François Chidaine cultive en biodynamie cette superbe parcelle de 3 hectares, plantée de vieilles vignes d’une soixantaine d’années en moyenne. Les sols d’argiles à silex, peu profonds, laissent rapidement place au tuffeau, ce calcaire tendre dans lequel les racines de la vigne s’immiscent et se « gorgent » de minéralité.
Sur ce millésime 2020, historiquement précoce, les vignes avaient un peu souffert de stress hydrique pendant les périodes caniculaires de l’été, fin juin puis fin juillet. Heureusement, quelques pluies bienfaitrices sont arrivées avant la période de vendange, permettant de parfaire les équilibres des baies, entre acidité, jus et concentration en sucres. Une matière première de qualité, parfaitement sublimée par François Chidaine.

CONSIGNE → Pouvez-vous résumer l'extrait en deux phrases ? Les lignes qui suivent n'entrent pas en jeu ici.

DONNÉES AFFICHÉES →
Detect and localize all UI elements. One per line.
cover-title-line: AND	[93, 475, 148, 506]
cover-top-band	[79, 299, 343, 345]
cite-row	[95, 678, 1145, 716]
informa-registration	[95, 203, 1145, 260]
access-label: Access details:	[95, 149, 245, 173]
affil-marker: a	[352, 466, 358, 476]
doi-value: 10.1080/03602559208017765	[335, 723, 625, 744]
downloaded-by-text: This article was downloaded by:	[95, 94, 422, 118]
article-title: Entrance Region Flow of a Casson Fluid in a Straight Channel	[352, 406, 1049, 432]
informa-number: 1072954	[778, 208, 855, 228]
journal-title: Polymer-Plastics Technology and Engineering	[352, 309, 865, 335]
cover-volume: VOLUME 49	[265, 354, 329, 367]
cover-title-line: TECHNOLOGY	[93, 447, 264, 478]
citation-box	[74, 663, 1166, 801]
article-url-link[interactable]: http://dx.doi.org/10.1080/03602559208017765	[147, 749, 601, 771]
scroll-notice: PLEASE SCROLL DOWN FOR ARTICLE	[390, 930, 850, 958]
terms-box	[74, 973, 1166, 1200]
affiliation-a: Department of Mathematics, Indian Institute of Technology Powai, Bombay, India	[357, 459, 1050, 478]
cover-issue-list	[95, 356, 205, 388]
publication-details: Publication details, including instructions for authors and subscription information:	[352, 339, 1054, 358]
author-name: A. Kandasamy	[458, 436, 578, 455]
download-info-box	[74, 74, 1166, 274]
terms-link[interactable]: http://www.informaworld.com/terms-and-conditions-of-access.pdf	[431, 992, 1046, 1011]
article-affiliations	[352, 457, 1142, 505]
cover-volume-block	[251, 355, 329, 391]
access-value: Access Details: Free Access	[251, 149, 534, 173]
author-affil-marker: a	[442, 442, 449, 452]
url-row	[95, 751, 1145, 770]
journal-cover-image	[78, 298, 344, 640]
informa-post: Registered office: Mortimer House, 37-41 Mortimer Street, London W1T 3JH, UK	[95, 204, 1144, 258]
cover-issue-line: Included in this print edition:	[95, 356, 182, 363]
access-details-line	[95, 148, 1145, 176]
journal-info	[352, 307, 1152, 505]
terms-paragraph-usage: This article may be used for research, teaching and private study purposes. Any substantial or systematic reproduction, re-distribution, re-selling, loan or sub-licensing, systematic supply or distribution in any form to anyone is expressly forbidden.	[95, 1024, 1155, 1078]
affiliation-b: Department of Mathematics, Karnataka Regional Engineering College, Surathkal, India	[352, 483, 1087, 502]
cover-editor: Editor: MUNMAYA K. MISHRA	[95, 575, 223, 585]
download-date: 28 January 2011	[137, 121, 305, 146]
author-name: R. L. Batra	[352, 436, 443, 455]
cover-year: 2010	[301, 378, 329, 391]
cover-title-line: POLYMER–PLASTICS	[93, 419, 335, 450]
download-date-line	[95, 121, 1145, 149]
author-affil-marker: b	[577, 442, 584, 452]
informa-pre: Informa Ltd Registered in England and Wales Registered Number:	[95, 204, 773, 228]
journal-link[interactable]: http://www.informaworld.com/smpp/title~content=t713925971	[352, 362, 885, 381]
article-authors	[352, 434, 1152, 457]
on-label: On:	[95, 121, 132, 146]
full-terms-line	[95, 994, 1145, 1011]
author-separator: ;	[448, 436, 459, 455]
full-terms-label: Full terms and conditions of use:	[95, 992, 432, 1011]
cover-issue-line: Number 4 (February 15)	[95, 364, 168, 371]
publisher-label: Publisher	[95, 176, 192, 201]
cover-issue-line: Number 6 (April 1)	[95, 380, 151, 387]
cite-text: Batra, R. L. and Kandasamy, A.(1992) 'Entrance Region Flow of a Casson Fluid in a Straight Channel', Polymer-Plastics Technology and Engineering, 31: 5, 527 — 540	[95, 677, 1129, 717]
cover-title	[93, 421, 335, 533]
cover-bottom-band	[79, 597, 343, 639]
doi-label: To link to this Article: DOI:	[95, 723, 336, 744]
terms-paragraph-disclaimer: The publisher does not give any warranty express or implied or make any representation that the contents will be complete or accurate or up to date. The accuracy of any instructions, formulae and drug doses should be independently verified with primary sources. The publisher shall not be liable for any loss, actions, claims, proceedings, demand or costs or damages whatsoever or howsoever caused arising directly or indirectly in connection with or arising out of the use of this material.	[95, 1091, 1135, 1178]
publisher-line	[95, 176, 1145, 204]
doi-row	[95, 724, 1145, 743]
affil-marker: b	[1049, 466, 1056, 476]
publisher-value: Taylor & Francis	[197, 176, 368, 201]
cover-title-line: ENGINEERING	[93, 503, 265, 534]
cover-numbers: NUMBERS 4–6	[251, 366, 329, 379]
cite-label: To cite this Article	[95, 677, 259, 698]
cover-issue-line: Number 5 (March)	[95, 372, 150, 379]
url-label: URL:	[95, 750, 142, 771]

RÉPONSE → François Chidaine cultive en biodynamie une parcelle de 3 hectares de vieilles vignes d'une soixantaine d'années en moyenne, sur des sols d'argiles à silex peu profonds qui laissent rapidement place au tuffeau. En 2020, millésime historiquement précoce, les vignes ont un peu souffert de stress hydrique lors des canicules de fin juin et de fin juillet, mais des pluies arrivées avant la vendange ont permis de parfaire l'équilibre des baies.